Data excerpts
>> begin

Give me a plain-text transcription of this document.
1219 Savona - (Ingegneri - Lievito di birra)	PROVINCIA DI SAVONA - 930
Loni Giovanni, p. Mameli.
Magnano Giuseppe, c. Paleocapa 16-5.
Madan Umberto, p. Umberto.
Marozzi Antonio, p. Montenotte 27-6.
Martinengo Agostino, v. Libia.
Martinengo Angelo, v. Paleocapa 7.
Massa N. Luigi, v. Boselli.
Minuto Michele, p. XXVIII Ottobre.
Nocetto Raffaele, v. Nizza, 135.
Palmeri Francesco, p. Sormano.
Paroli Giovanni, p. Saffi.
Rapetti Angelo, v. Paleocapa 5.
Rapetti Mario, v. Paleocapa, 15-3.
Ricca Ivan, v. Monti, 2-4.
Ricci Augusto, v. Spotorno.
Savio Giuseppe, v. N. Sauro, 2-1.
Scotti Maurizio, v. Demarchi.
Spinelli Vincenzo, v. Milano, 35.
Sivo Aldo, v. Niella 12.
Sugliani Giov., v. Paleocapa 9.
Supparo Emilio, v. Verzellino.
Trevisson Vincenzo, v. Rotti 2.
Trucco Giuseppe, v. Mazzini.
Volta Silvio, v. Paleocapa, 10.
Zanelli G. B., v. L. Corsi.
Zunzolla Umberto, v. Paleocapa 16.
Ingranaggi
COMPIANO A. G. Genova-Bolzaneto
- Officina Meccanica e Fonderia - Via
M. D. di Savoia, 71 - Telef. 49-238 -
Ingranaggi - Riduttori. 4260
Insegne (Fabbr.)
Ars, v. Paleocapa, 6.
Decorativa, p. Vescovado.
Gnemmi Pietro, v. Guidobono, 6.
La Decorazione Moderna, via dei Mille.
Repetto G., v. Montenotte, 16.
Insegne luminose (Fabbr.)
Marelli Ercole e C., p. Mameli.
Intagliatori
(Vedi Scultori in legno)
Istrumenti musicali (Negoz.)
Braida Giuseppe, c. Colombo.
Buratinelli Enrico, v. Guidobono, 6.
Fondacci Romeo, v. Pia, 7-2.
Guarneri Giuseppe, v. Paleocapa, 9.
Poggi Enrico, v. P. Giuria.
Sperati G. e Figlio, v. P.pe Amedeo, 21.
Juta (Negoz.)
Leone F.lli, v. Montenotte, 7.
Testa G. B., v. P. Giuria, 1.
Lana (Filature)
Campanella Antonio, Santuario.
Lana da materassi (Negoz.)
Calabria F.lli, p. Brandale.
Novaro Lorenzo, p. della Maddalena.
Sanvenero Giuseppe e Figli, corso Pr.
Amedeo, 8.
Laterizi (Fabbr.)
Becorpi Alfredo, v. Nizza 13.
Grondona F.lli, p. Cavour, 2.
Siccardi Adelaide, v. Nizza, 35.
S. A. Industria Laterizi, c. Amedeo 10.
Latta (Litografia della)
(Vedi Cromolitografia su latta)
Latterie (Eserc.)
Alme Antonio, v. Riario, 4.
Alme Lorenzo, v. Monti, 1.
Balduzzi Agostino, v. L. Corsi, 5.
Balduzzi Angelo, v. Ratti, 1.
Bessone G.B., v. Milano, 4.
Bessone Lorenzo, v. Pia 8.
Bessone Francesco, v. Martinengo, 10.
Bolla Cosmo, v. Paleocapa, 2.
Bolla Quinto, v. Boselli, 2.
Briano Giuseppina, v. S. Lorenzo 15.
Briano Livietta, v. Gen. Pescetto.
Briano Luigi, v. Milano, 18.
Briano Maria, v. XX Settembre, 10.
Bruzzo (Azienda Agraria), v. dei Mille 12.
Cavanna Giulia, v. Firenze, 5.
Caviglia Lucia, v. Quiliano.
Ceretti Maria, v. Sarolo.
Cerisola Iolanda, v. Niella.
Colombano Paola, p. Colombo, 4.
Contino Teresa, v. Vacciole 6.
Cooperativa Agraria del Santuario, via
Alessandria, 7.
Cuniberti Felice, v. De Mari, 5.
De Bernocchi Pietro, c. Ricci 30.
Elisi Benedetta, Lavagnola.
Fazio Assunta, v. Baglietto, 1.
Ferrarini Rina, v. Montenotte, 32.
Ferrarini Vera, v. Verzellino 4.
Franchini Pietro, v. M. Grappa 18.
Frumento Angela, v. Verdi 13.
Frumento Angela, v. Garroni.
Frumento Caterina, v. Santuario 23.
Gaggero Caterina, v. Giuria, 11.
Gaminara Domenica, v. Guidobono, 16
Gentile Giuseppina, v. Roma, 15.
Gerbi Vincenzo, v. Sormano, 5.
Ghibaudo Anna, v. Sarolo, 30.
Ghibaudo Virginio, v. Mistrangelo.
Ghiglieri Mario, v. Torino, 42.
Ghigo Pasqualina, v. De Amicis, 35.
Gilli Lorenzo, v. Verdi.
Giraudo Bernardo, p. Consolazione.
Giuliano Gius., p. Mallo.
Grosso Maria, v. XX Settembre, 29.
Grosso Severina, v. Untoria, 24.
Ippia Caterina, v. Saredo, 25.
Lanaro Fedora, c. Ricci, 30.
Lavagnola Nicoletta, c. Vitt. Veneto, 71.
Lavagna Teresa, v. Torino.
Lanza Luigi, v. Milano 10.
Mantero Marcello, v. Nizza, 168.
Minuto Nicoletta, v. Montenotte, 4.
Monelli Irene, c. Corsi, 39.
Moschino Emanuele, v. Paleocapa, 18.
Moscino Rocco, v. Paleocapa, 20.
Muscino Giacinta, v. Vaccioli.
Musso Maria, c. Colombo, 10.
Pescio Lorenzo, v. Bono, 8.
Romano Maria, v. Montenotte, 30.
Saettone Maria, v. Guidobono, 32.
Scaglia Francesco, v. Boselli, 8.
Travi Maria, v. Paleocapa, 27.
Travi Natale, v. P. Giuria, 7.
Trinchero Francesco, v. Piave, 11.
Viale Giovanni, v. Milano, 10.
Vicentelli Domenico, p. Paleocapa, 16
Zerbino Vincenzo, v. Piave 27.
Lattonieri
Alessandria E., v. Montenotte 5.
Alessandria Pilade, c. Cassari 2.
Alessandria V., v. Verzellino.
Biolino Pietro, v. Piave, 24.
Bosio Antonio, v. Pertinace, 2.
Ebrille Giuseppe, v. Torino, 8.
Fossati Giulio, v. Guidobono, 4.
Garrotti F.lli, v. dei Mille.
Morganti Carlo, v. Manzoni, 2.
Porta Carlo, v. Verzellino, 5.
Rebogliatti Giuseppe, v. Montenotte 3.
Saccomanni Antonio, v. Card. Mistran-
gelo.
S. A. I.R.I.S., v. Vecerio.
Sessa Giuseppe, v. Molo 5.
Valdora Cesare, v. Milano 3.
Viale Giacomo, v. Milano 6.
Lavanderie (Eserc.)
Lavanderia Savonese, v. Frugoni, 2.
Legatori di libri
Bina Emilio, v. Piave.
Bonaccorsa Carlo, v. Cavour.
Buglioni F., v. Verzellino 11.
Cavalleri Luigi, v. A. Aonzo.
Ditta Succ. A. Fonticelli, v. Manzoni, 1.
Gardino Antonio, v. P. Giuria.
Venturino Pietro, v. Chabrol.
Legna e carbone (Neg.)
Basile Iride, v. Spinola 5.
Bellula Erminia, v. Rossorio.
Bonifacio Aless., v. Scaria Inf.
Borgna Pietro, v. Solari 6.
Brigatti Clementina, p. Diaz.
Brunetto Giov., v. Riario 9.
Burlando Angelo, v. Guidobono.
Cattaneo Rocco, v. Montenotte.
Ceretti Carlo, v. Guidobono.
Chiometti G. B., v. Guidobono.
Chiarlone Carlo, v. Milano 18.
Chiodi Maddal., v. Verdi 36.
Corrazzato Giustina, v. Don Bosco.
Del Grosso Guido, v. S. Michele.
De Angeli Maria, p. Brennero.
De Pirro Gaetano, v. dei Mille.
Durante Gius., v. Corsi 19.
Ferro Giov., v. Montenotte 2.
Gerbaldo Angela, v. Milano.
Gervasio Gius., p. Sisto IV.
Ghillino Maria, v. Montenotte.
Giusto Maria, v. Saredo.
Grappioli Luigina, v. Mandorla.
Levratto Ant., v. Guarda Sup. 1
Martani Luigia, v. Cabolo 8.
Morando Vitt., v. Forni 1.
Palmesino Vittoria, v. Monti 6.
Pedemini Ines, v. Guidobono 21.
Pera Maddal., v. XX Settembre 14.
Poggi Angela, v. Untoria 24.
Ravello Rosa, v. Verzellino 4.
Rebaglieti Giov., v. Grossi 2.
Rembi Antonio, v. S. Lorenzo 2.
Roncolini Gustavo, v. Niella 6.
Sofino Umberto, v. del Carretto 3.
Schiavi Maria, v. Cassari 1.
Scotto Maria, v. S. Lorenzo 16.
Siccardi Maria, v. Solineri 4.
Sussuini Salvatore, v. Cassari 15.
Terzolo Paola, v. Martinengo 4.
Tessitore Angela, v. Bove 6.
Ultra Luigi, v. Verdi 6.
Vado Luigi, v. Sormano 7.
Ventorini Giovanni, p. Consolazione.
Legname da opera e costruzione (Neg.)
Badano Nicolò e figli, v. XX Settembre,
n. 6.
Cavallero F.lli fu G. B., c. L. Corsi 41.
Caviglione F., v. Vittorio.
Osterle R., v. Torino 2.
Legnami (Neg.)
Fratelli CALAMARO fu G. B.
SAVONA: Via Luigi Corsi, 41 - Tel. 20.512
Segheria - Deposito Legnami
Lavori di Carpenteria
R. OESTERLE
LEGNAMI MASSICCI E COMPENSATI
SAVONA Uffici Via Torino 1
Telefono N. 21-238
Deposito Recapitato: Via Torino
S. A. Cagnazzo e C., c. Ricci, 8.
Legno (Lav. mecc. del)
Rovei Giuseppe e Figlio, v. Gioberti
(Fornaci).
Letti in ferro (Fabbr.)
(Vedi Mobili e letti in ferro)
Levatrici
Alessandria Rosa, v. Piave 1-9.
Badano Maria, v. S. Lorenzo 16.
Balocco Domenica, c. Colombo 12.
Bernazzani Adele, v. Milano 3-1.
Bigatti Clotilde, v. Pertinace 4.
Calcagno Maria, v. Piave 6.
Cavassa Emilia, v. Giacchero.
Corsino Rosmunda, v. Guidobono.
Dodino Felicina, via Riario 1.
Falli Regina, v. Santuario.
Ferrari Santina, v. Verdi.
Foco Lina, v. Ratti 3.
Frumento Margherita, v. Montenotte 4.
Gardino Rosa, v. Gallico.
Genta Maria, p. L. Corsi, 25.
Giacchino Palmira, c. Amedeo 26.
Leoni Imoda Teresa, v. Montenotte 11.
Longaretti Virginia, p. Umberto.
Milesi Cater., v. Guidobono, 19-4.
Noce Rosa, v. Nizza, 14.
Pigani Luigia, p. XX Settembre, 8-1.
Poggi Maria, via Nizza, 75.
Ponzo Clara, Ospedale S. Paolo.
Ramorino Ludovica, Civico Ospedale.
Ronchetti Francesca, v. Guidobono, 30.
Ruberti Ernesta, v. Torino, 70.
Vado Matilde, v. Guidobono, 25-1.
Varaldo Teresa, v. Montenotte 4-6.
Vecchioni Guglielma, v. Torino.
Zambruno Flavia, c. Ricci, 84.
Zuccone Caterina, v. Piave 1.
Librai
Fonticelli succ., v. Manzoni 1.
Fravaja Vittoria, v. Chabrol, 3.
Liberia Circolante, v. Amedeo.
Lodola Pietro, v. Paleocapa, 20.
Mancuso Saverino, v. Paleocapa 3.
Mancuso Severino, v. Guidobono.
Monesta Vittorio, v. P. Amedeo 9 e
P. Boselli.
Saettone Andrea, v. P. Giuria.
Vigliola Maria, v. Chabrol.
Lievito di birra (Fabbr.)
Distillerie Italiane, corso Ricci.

>> end

Task directions: Identify each line holding the string "Sarolo", and copy it out.

Output for this exercise:
Ceretti Maria, v. Sarolo.
Ghibaudo Anna, v. Sarolo, 30.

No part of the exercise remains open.